> _Aim of the task_
Extract every line of the material below and reproduce it faithfully.

> _Supplied entries_
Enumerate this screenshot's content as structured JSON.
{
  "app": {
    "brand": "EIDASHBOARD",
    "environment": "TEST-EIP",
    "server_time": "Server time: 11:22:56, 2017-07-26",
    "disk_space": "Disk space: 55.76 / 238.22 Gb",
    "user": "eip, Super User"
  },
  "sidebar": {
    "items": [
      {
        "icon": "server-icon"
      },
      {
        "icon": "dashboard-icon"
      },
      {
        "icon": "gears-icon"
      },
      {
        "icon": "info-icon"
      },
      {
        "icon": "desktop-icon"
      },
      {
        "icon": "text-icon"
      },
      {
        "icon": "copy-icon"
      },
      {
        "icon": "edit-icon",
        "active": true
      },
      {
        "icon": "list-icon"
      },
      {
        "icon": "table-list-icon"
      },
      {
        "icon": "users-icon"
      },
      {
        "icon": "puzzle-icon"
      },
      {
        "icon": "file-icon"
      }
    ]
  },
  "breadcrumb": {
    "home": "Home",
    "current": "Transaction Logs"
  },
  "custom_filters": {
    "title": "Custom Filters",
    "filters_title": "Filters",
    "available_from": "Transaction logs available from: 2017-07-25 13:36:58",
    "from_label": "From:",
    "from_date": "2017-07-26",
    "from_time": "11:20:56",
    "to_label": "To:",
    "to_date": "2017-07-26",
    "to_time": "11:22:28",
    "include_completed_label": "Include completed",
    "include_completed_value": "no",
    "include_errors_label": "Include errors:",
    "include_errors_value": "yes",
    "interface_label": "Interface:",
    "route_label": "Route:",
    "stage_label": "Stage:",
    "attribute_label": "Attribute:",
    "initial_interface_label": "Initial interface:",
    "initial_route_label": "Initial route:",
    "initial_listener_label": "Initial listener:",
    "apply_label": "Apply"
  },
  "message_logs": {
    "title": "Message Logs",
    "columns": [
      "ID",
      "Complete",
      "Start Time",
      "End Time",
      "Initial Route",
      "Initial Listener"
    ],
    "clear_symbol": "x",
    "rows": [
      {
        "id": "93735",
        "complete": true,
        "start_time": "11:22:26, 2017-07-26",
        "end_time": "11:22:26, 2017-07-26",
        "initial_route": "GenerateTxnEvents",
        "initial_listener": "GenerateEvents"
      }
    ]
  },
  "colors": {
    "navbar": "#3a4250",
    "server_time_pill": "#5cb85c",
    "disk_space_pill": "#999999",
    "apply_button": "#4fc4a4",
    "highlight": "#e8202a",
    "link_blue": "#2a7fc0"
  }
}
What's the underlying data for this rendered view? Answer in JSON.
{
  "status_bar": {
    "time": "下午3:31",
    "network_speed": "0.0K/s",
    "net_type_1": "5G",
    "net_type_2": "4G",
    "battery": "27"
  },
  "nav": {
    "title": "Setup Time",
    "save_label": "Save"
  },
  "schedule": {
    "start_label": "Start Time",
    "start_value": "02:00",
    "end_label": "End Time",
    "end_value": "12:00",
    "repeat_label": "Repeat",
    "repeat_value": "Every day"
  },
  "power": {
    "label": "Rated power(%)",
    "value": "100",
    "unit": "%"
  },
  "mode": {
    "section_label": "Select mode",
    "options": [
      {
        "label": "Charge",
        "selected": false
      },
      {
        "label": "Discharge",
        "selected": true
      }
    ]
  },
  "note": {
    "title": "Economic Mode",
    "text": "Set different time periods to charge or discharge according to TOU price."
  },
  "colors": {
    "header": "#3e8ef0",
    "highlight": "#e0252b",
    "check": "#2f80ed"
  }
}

> _In response_
Enumerate this screenshot's content as structured JSON.
{
  "app": {
    "brand": "EIDASHBOARD",
    "environment": "TEST-EIP",
    "server_time": "Server time: 11:22:56, 2017-07-26",
    "disk_space": "Disk space: 55.76 / 238.22 Gb",
    "user": "eip, Super User"
  },
  "sidebar": {
    "items": [
      {
        "icon": "server-icon"
      },
      {
        "icon": "dashboard-icon"
      },
      {
        "icon": "gears-icon"
      },
      {
        "icon": "info-icon"
      },
      {
        "icon": "desktop-icon"
      },
      {
        "icon": "text-icon"
      },
      {
        "icon": "copy-icon"
      },
      {
        "icon": "edit-icon",
        "active": true
      },
      {
        "icon": "list-icon"
      },
      {
        "icon": "table-list-icon"
      },
      {
        "icon": "users-icon"
      },
      {
        "icon": "puzzle-icon"
      },
      {
        "icon": "file-icon"
      }
    ]
  },
  "breadcrumb": {
    "home": "Home",
    "current": "Transaction Logs"
  },
  "custom_filters": {
    "title": "Custom Filters",
    "filters_title": "Filters",
    "available_from": "Transaction logs available from: 2017-07-25 13:36:58",
    "from_label": "From:",
    "from_date": "2017-07-26",
    "from_time": "11:20:56",
    "to_label": "To:",
    "to_date": "2017-07-26",
    "to_time": "11:22:28",
    "include_completed_label": "Include completed",
    "include_completed_value": "no",
    "include_errors_label": "Include errors:",
    "include_errors_value": "yes",
    "interface_label": "Interface:",
    "route_label": "Route:",
    "stage_label": "Stage:",
    "attribute_label": "Attribute:",
    "initial_interface_label": "Initial interface:",
    "initial_route_label": "Initial route:",
    "initial_listener_label": "Initial listener:",
    "apply_label": "Apply"
  },
  "message_logs": {
    "title": "Message Logs",
    "columns": [
      "ID",
      "Complete",
      "Start Time",
      "End Time",
      "Initial Route",
      "Initial Listener"
    ],
    "clear_symbol": "x",
    "rows": [
      {
        "id": "93735",
        "complete": true,
        "start_time": "11:22:26, 2017-07-26",
        "end_time": "11:22:26, 2017-07-26",
        "initial_route": "GenerateTxnEvents",
        "initial_listener": "GenerateEvents"
      }
    ]
  },
  "colors": {
    "navbar": "#3a4250",
    "server_time_pill": "#5cb85c",
    "disk_space_pill": "#999999",
    "apply_button": "#4fc4a4",
    "highlight": "#e8202a",
    "link_blue": "#2a7fc0"
  }
}
What's the underlying data for this rendered view? Answer in JSON.
{
  "status_bar": {
    "time": "下午3:31",
    "network_speed": "0.0K/s",
    "net_type_1": "5G",
    "net_type_2": "4G",
    "battery": "27"
  },
  "nav": {
    "title": "Setup Time",
    "save_label": "Save"
  },
  "schedule": {
    "start_label": "Start Time",
    "start_value": "02:00",
    "end_label": "End Time",
    "end_value": "12:00",
    "repeat_label": "Repeat",
    "repeat_value": "Every day"
  },
  "power": {
    "label": "Rated power(%)",
    "value": "100",
    "unit": "%"
  },
  "mode": {
    "section_label": "Select mode",
    "options": [
      {
        "label": "Charge",
        "selected": false
      },
      {
        "label": "Discharge",
        "selected": true
      }
    ]
  },
  "note": {
    "title": "Economic Mode",
    "text": "Set different time periods to charge or discharge according to TOU price."
  },
  "colors": {
    "header": "#3e8ef0",
    "highlight": "#e0252b",
    "check": "#2f80ed"
  }
}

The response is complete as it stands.